• [SOURCE TEXT]:

┄┄┄┄┄┄┄┄┄┄┄┄┄┄┄┄┄┄┄┄

ALPINE MATERIAL

SOME BASIC GUIDELINES FOR

THE CULTURE OF ALPINES

 
HOW CAN PLANTS SURVIVE SUCH BLEAK CONDITIONS?
 

Plants are often faced with the choice of accommodating themselves to the climate or to the competition of plants and trees. Alpines are most commonly plants that have, by the process of natural selection, chosen to accommodate themselves to an almost impossible set of growing conditions rather than to compete with other plants in a more forgiving climate. Their primary threat is their harsh environment.

Often these plants have rubbery tissue which allows them to freeze and thaw daily. Sometimes alpines bear their foliage flat to the ground or in dense "buns" to deflect the ferocity of the wind and to preserve moisture. Others may exhibit these characteristics during most of the year but then, rather surprisingly, take advantage of their short spring/summer by sending out inordinately long flower stems. They may also bear astonishingly large blossoms for such small bases. Root structures of these plants most often will be very long and fibrous reaching a depth that is twenty or thirty times the height above ground. Such roots not only form a reliable anchor in a rather loose natural growing medium but also insure access to a constant source of water and nutrients well beneath the surface.

Even so, these plants can survive and prosper on what would be considered absolute minimum fertilization to other categories of plants. They absorb minute quantities of nitrogen from rainwater and minerals that dissolve from the stones around them. Planting alpines in soil that is richly laden with organic material will sometimes expose them to fungi and bacteria that will cause them to rot. It is the beauty and perhaps the irony of alpines that they have taught themselves to withstand the meteorological furies of mother nature but have relatively little ability to fight off microbial competition.

┄┄┄┄┄┄┄┄┄┄┄┄┄┄┄┄┄┄┄┄

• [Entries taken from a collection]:
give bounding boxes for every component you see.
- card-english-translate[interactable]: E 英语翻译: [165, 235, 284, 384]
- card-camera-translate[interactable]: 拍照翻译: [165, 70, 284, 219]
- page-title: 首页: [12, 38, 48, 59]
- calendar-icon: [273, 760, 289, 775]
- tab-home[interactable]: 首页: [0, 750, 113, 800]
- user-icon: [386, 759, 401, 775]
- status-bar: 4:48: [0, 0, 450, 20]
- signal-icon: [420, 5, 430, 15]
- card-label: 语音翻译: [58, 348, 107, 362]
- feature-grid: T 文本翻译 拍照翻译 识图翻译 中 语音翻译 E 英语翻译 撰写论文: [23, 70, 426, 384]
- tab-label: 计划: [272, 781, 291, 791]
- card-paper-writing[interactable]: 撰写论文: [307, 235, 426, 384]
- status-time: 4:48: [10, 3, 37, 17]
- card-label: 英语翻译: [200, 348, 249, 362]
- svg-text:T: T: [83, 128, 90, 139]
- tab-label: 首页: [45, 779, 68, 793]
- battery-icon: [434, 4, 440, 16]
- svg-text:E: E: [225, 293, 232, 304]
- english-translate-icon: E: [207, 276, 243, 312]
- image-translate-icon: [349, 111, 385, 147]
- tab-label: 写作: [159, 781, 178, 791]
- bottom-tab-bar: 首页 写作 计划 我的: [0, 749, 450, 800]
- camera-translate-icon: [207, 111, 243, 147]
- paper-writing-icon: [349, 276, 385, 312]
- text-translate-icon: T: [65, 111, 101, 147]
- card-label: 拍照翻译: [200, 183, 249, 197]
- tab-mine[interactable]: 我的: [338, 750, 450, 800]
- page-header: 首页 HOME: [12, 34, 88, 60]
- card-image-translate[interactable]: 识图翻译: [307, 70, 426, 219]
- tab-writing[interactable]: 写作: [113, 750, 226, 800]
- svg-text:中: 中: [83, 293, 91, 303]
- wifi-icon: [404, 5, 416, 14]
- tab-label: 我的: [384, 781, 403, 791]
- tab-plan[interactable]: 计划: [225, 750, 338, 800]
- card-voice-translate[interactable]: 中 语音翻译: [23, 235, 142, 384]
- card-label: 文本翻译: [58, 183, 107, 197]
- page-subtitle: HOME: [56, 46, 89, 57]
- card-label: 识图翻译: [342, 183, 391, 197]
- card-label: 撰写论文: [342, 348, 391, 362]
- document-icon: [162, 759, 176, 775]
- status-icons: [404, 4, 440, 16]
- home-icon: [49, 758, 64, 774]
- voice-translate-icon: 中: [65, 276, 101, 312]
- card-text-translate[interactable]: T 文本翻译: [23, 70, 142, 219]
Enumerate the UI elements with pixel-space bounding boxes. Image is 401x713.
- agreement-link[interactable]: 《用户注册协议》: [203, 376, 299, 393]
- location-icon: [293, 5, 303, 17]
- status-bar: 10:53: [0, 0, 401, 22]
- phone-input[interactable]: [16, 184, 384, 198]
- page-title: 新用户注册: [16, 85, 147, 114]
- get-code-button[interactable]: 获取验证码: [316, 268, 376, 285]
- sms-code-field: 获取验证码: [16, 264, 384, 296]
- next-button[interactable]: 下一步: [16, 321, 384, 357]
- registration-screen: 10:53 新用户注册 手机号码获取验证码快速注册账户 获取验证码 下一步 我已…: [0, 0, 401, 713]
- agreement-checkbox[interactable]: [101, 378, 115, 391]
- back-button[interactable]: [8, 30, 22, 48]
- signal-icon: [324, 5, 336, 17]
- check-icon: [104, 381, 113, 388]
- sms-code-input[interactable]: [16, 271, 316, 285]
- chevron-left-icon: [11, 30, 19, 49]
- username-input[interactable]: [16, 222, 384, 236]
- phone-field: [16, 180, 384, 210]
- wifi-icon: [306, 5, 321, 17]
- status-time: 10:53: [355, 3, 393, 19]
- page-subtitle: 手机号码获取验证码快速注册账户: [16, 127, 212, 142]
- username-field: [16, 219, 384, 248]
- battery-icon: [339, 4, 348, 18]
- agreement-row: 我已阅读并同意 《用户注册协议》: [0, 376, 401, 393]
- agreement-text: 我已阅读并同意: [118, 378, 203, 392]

┄┄┄┄┄┄┄┄┄┄┄┄┄┄┄┄┄┄┄┄

• [PROBLEM DETAILS]: Can you print the passage of the alpine plants text starting with "THE CULTURE OF" and going on through "their harsh environment.", word for word?

• [RESPONSE TO THE EXERCISE]:
THE CULTURE OF ALPINES

 
HOW CAN PLANTS SURVIVE SUCH BLEAK CONDITIONS?
 

Plants are often faced with the choice of accommodating themselves to the climate or to the competition of plants and trees. Alpines are most commonly plants that have, by the process of natural selection, chosen to accommodate themselves to an almost impossible set of growing conditions rather than to compete with other plants in a more forgiving climate. Their primary threat is their harsh environment.